Write out the records below word for word, please.

====== EXERCISE MATERIALS

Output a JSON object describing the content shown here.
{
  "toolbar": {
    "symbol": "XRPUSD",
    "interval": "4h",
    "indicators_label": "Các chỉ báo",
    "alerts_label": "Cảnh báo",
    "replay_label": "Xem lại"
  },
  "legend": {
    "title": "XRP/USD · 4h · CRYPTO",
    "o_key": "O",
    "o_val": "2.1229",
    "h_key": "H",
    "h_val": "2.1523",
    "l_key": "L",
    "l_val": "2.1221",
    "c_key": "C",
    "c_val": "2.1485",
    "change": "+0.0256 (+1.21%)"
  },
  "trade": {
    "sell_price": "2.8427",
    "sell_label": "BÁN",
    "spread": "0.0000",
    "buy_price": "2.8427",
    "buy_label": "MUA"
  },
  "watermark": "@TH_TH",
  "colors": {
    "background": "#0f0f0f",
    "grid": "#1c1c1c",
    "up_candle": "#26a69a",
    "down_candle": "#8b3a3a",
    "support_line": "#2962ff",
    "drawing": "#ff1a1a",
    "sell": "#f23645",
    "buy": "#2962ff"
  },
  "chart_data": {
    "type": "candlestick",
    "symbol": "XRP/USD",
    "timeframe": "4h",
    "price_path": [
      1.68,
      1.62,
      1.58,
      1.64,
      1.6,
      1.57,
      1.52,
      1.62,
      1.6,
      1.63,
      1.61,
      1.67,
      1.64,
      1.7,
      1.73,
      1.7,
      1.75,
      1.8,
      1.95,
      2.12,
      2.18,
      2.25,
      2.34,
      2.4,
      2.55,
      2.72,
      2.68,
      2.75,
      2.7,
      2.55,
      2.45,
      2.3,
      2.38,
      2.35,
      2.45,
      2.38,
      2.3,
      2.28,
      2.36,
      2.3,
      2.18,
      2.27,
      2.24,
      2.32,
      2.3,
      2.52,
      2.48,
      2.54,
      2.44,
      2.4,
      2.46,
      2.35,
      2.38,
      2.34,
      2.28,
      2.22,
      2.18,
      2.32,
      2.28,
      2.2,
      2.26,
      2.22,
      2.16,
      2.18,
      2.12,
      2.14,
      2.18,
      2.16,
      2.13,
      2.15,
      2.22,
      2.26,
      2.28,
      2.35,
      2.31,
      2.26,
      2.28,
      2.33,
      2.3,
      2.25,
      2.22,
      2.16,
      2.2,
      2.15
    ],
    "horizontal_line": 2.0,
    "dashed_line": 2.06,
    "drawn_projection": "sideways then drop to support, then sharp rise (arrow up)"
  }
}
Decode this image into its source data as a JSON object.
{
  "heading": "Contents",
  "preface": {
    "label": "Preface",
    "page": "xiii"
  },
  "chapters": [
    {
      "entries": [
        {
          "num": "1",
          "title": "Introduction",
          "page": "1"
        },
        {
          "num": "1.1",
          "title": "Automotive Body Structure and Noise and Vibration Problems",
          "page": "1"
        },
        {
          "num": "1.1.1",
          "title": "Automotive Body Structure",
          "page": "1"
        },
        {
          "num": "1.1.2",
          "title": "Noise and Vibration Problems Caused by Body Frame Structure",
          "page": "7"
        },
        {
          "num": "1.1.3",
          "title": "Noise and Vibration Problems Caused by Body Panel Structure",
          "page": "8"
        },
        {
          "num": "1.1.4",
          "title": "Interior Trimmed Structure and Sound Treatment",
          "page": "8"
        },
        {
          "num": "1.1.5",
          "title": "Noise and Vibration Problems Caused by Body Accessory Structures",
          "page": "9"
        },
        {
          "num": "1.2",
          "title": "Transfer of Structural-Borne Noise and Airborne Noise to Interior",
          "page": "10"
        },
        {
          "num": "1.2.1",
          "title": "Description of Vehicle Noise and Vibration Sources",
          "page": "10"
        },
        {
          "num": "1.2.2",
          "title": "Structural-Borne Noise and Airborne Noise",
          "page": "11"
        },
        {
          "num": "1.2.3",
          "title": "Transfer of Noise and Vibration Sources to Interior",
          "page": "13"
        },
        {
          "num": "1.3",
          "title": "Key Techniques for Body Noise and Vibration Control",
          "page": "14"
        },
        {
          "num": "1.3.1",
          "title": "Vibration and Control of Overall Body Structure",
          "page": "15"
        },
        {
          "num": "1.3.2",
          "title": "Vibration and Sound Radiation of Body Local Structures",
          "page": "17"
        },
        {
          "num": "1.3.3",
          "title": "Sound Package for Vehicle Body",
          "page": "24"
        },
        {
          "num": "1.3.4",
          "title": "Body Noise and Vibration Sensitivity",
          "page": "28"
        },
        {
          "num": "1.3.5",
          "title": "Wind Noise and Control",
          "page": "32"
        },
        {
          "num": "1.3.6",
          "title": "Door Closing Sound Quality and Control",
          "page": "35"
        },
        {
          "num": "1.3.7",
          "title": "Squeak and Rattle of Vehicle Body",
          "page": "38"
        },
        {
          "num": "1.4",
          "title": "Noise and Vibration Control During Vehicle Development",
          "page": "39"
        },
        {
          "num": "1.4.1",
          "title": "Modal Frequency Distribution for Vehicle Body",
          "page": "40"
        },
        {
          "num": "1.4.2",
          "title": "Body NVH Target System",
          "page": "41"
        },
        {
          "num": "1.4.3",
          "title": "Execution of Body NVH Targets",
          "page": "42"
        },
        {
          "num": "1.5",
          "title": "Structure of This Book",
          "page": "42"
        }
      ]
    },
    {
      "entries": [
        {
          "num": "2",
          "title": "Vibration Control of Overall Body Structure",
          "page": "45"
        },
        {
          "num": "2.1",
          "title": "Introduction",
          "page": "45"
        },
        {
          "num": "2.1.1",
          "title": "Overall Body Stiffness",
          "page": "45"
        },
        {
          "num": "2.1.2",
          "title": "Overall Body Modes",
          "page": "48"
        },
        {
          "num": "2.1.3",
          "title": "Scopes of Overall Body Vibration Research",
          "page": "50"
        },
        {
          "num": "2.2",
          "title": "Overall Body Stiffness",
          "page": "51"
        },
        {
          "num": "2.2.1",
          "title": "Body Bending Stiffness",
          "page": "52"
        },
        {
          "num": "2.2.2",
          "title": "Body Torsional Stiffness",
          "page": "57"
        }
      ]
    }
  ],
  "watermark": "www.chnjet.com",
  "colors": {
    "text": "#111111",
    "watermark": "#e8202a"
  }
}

============

### COMPLETE ANSWER
Output a JSON object describing the content shown here.
{
  "toolbar": {
    "symbol": "XRPUSD",
    "interval": "4h",
    "indicators_label": "Các chỉ báo",
    "alerts_label": "Cảnh báo",
    "replay_label": "Xem lại"
  },
  "legend": {
    "title": "XRP/USD · 4h · CRYPTO",
    "o_key": "O",
    "o_val": "2.1229",
    "h_key": "H",
    "h_val": "2.1523",
    "l_key": "L",
    "l_val": "2.1221",
    "c_key": "C",
    "c_val": "2.1485",
    "change": "+0.0256 (+1.21%)"
  },
  "trade": {
    "sell_price": "2.8427",
    "sell_label": "BÁN",
    "spread": "0.0000",
    "buy_price": "2.8427",
    "buy_label": "MUA"
  },
  "watermark": "@TH_TH",
  "colors": {
    "background": "#0f0f0f",
    "grid": "#1c1c1c",
    "up_candle": "#26a69a",
    "down_candle": "#8b3a3a",
    "support_line": "#2962ff",
    "drawing": "#ff1a1a",
    "sell": "#f23645",
    "buy": "#2962ff"
  },
  "chart_data": {
    "type": "candlestick",
    "symbol": "XRP/USD",
    "timeframe": "4h",
    "price_path": [
      1.68,
      1.62,
      1.58,
      1.64,
      1.6,
      1.57,
      1.52,
      1.62,
      1.6,
      1.63,
      1.61,
      1.67,
      1.64,
      1.7,
      1.73,
      1.7,
      1.75,
      1.8,
      1.95,
      2.12,
      2.18,
      2.25,
      2.34,
      2.4,
      2.55,
      2.72,
      2.68,
      2.75,
      2.7,
      2.55,
      2.45,
      2.3,
      2.38,
      2.35,
      2.45,
      2.38,
      2.3,
      2.28,
      2.36,
      2.3,
      2.18,
      2.27,
      2.24,
      2.32,
      2.3,
      2.52,
      2.48,
      2.54,
      2.44,
      2.4,
      2.46,
      2.35,
      2.38,
      2.34,
      2.28,
      2.22,
      2.18,
      2.32,
      2.28,
      2.2,
      2.26,
      2.22,
      2.16,
      2.18,
      2.12,
      2.14,
      2.18,
      2.16,
      2.13,
      2.15,
      2.22,
      2.26,
      2.28,
      2.35,
      2.31,
      2.26,
      2.28,
      2.33,
      2.3,
      2.25,
      2.22,
      2.16,
      2.2,
      2.15
    ],
    "horizontal_line": 2.0,
    "dashed_line": 2.06,
    "drawn_projection": "sideways then drop to support, then sharp rise (arrow up)"
  }
}
Decode this image into its source data as a JSON object.
{
  "heading": "Contents",
  "preface": {
    "label": "Preface",
    "page": "xiii"
  },
  "chapters": [
    {
      "entries": [
        {
          "num": "1",
          "title": "Introduction",
          "page": "1"
        },
        {
          "num": "1.1",
          "title": "Automotive Body Structure and Noise and Vibration Problems",
          "page": "1"
        },
        {
          "num": "1.1.1",
          "title": "Automotive Body Structure",
          "page": "1"
        },
        {
          "num": "1.1.2",
          "title": "Noise and Vibration Problems Caused by Body Frame Structure",
          "page": "7"
        },
        {
          "num": "1.1.3",
          "title": "Noise and Vibration Problems Caused by Body Panel Structure",
          "page": "8"
        },
        {
          "num": "1.1.4",
          "title": "Interior Trimmed Structure and Sound Treatment",
          "page": "8"
        },
        {
          "num": "1.1.5",
          "title": "Noise and Vibration Problems Caused by Body Accessory Structures",
          "page": "9"
        },
        {
          "num": "1.2",
          "title": "Transfer of Structural-Borne Noise and Airborne Noise to Interior",
          "page": "10"
        },
        {
          "num": "1.2.1",
          "title": "Description of Vehicle Noise and Vibration Sources",
          "page": "10"
        },
        {
          "num": "1.2.2",
          "title": "Structural-Borne Noise and Airborne Noise",
          "page": "11"
        },
        {
          "num": "1.2.3",
          "title": "Transfer of Noise and Vibration Sources to Interior",
          "page": "13"
        },
        {
          "num": "1.3",
          "title": "Key Techniques for Body Noise and Vibration Control",
          "page": "14"
        },
        {
          "num": "1.3.1",
          "title": "Vibration and Control of Overall Body Structure",
          "page": "15"
        },
        {
          "num": "1.3.2",
          "title": "Vibration and Sound Radiation of Body Local Structures",
          "page": "17"
        },
        {
          "num": "1.3.3",
          "title": "Sound Package for Vehicle Body",
          "page": "24"
        },
        {
          "num": "1.3.4",
          "title": "Body Noise and Vibration Sensitivity",
          "page": "28"
        },
        {
          "num": "1.3.5",
          "title": "Wind Noise and Control",
          "page": "32"
        },
        {
          "num": "1.3.6",
          "title": "Door Closing Sound Quality and Control",
          "page": "35"
        },
        {
          "num": "1.3.7",
          "title": "Squeak and Rattle of Vehicle Body",
          "page": "38"
        },
        {
          "num": "1.4",
          "title": "Noise and Vibration Control During Vehicle Development",
          "page": "39"
        },
        {
          "num": "1.4.1",
          "title": "Modal Frequency Distribution for Vehicle Body",
          "page": "40"
        },
        {
          "num": "1.4.2",
          "title": "Body NVH Target System",
          "page": "41"
        },
        {
          "num": "1.4.3",
          "title": "Execution of Body NVH Targets",
          "page": "42"
        },
        {
          "num": "1.5",
          "title": "Structure of This Book",
          "page": "42"
        }
      ]
    },
    {
      "entries": [
        {
          "num": "2",
          "title": "Vibration Control of Overall Body Structure",
          "page": "45"
        },
        {
          "num": "2.1",
          "title": "Introduction",
          "page": "45"
        },
        {
          "num": "2.1.1",
          "title": "Overall Body Stiffness",
          "page": "45"
        },
        {
          "num": "2.1.2",
          "title": "Overall Body Modes",
          "page": "48"
        },
        {
          "num": "2.1.3",
          "title": "Scopes of Overall Body Vibration Research",
          "page": "50"
        },
        {
          "num": "2.2",
          "title": "Overall Body Stiffness",
          "page": "51"
        },
        {
          "num": "2.2.1",
          "title": "Body Bending Stiffness",
          "page": "52"
        },
        {
          "num": "2.2.2",
          "title": "Body Torsional Stiffness",
          "page": "57"
        }
      ]
    }
  ],
  "watermark": "www.chnjet.com",
  "colors": {
    "text": "#111111",
    "watermark": "#e8202a"
  }
}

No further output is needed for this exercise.